— Start Dataset content —

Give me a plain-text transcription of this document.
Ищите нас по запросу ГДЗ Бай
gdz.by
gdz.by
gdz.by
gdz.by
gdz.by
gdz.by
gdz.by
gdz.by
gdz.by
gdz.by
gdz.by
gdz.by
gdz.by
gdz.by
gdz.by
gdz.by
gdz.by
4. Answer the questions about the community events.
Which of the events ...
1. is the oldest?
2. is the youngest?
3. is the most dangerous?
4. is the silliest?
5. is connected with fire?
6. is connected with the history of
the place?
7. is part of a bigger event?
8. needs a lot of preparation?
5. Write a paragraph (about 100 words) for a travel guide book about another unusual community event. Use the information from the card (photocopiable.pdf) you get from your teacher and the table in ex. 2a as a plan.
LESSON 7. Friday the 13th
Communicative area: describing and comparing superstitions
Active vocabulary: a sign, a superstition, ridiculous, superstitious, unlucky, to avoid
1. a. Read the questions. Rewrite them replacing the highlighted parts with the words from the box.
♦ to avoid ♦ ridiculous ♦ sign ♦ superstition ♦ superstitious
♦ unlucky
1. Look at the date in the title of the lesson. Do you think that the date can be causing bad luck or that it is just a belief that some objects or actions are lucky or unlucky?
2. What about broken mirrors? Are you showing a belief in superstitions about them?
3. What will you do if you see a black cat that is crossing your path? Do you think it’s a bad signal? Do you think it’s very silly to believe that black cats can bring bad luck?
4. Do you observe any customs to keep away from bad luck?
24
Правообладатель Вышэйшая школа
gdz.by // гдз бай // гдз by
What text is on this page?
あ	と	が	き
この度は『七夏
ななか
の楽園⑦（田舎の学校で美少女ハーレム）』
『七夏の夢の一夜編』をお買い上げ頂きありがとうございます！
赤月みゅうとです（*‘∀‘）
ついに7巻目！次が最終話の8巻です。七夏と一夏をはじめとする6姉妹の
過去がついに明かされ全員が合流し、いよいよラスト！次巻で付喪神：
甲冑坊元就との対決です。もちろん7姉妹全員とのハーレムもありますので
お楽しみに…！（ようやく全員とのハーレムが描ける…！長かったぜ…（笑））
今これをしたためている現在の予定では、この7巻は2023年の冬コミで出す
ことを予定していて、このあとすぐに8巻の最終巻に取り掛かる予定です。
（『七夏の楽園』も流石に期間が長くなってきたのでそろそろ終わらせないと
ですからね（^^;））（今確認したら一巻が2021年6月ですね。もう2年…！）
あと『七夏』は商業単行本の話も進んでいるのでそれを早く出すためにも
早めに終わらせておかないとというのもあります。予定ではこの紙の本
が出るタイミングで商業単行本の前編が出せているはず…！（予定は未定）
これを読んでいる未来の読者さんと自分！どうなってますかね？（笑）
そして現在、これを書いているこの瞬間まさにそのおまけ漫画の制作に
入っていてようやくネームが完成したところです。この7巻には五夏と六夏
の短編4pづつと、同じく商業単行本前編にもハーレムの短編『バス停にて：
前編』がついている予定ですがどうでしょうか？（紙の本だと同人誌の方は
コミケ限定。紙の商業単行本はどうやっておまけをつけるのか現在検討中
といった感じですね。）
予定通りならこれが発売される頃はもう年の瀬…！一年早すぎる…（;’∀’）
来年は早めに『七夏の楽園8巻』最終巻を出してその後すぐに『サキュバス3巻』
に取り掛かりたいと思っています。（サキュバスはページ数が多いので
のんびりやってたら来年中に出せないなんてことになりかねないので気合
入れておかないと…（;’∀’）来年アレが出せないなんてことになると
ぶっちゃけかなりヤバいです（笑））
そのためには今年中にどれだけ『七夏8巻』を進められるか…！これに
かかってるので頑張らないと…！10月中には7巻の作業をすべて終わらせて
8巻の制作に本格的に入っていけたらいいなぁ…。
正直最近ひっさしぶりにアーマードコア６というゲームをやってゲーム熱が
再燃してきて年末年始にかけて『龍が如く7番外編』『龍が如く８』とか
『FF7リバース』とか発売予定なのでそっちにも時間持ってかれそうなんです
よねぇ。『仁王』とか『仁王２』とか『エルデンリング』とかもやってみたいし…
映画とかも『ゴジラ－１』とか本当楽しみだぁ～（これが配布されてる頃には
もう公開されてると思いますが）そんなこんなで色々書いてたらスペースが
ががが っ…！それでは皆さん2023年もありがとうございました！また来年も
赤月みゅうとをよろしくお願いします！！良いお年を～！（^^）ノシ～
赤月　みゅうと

— End Dataset content —

- [Task details]: Your task is to repeat the data exactly, with nothing left out.

- [The result]:
Give me a plain-text transcription of this document.
Ищите нас по запросу ГДЗ Бай
gdz.by
gdz.by
gdz.by
gdz.by
gdz.by
gdz.by
gdz.by
gdz.by
gdz.by
gdz.by
gdz.by
gdz.by
gdz.by
gdz.by
gdz.by
gdz.by
gdz.by
4. Answer the questions about the community events.
Which of the events ...
1. is the oldest?
2. is the youngest?
3. is the most dangerous?
4. is the silliest?
5. is connected with fire?
6. is connected with the history of
the place?
7. is part of a bigger event?
8. needs a lot of preparation?
5. Write a paragraph (about 100 words) for a travel guide book about another unusual community event. Use the information from the card (photocopiable.pdf) you get from your teacher and the table in ex. 2a as a plan.
LESSON 7. Friday the 13th
Communicative area: describing and comparing superstitions
Active vocabulary: a sign, a superstition, ridiculous, superstitious, unlucky, to avoid
1. a. Read the questions. Rewrite them replacing the highlighted parts with the words from the box.
♦ to avoid ♦ ridiculous ♦ sign ♦ superstition ♦ superstitious
♦ unlucky
1. Look at the date in the title of the lesson. Do you think that the date can be causing bad luck or that it is just a belief that some objects or actions are lucky or unlucky?
2. What about broken mirrors? Are you showing a belief in superstitions about them?
3. What will you do if you see a black cat that is crossing your path? Do you think it’s a bad signal? Do you think it’s very silly to believe that black cats can bring bad luck?
4. Do you observe any customs to keep away from bad luck?
24
Правообладатель Вышэйшая школа
gdz.by // гдз бай // гдз by
What text is on this page?
あ	と	が	き
この度は『七夏
ななか
の楽園⑦（田舎の学校で美少女ハーレム）』
『七夏の夢の一夜編』をお買い上げ頂きありがとうございます！
赤月みゅうとです（*‘∀‘）
ついに7巻目！次が最終話の8巻です。七夏と一夏をはじめとする6姉妹の
過去がついに明かされ全員が合流し、いよいよラスト！次巻で付喪神：
甲冑坊元就との対決です。もちろん7姉妹全員とのハーレムもありますので
お楽しみに…！（ようやく全員とのハーレムが描ける…！長かったぜ…（笑））
今これをしたためている現在の予定では、この7巻は2023年の冬コミで出す
ことを予定していて、このあとすぐに8巻の最終巻に取り掛かる予定です。
（『七夏の楽園』も流石に期間が長くなってきたのでそろそろ終わらせないと
ですからね（^^;））（今確認したら一巻が2021年6月ですね。もう2年…！）
あと『七夏』は商業単行本の話も進んでいるのでそれを早く出すためにも
早めに終わらせておかないとというのもあります。予定ではこの紙の本
が出るタイミングで商業単行本の前編が出せているはず…！（予定は未定）
これを読んでいる未来の読者さんと自分！どうなってますかね？（笑）
そして現在、これを書いているこの瞬間まさにそのおまけ漫画の制作に
入っていてようやくネームが完成したところです。この7巻には五夏と六夏
の短編4pづつと、同じく商業単行本前編にもハーレムの短編『バス停にて：
前編』がついている予定ですがどうでしょうか？（紙の本だと同人誌の方は
コミケ限定。紙の商業単行本はどうやっておまけをつけるのか現在検討中
といった感じですね。）
予定通りならこれが発売される頃はもう年の瀬…！一年早すぎる…（;’∀’）
来年は早めに『七夏の楽園8巻』最終巻を出してその後すぐに『サキュバス3巻』
に取り掛かりたいと思っています。（サキュバスはページ数が多いので
のんびりやってたら来年中に出せないなんてことになりかねないので気合
入れておかないと…（;’∀’）来年アレが出せないなんてことになると
ぶっちゃけかなりヤバいです（笑））
そのためには今年中にどれだけ『七夏8巻』を進められるか…！これに
かかってるので頑張らないと…！10月中には7巻の作業をすべて終わらせて
8巻の制作に本格的に入っていけたらいいなぁ…。
正直最近ひっさしぶりにアーマードコア６というゲームをやってゲーム熱が
再燃してきて年末年始にかけて『龍が如く7番外編』『龍が如く８』とか
『FF7リバース』とか発売予定なのでそっちにも時間持ってかれそうなんです
よねぇ。『仁王』とか『仁王２』とか『エルデンリング』とかもやってみたいし…
映画とかも『ゴジラ－１』とか本当楽しみだぁ～（これが配布されてる頃には
もう公開されてると思いますが）そんなこんなで色々書いてたらスペースが
ががが っ…！それでは皆さん2023年もありがとうございました！また来年も
赤月みゅうとをよろしくお願いします！！良いお年を～！（^^）ノシ～
赤月　みゅうと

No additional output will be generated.